* DATA FOR THIS EXERCISE *
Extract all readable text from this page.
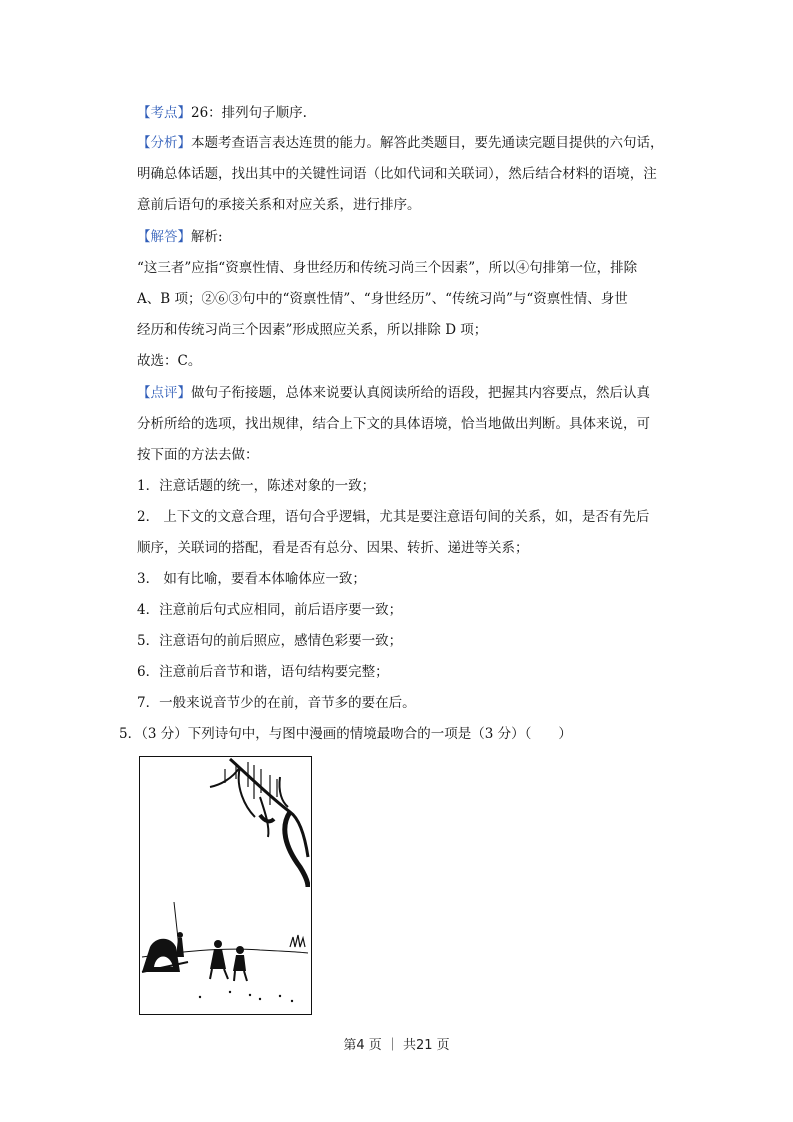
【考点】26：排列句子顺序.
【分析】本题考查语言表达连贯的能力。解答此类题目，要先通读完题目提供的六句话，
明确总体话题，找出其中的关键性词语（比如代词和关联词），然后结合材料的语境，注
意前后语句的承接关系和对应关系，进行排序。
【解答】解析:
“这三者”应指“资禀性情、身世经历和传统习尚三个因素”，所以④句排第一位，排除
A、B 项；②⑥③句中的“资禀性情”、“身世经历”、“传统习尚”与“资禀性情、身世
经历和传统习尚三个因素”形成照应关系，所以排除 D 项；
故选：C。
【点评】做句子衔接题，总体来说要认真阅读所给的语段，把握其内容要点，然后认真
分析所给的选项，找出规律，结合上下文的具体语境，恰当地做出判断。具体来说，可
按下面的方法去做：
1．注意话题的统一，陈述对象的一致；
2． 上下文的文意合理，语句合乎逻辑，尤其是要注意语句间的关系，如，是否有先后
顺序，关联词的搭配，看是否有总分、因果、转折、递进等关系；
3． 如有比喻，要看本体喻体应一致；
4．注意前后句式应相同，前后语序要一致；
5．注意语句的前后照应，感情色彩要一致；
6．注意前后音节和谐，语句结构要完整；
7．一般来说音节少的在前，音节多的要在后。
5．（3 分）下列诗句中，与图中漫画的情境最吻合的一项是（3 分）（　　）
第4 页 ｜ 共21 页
...
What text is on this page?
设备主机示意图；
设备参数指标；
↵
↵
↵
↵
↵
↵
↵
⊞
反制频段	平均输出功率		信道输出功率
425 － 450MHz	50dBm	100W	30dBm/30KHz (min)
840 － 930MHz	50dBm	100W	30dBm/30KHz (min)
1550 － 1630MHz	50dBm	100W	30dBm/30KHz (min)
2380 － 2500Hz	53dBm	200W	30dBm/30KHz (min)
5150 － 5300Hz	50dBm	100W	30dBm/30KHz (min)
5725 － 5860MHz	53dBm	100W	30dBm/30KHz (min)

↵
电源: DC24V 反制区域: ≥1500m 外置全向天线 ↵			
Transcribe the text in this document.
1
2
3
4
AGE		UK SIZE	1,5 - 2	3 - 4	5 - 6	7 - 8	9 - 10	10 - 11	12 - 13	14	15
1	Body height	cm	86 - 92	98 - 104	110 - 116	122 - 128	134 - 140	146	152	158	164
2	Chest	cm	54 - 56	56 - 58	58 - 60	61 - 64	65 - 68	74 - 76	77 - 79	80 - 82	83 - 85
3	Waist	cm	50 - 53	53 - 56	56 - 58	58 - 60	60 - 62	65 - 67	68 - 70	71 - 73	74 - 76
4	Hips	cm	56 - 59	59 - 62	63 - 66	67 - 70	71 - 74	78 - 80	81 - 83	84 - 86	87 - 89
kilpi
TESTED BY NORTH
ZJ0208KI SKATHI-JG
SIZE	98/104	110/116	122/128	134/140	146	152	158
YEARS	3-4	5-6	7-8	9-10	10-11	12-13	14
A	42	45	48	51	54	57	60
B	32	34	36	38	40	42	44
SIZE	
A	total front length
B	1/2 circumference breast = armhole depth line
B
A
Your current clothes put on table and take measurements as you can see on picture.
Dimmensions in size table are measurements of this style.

* WRITTEN EXERCISE *
Only lines that contain the word "table" are wanted; copy each of them.

* SOLUTION *
Your current clothes put on table and take measurements as you can see on picture.
Dimmensions in size table are measurements of this style.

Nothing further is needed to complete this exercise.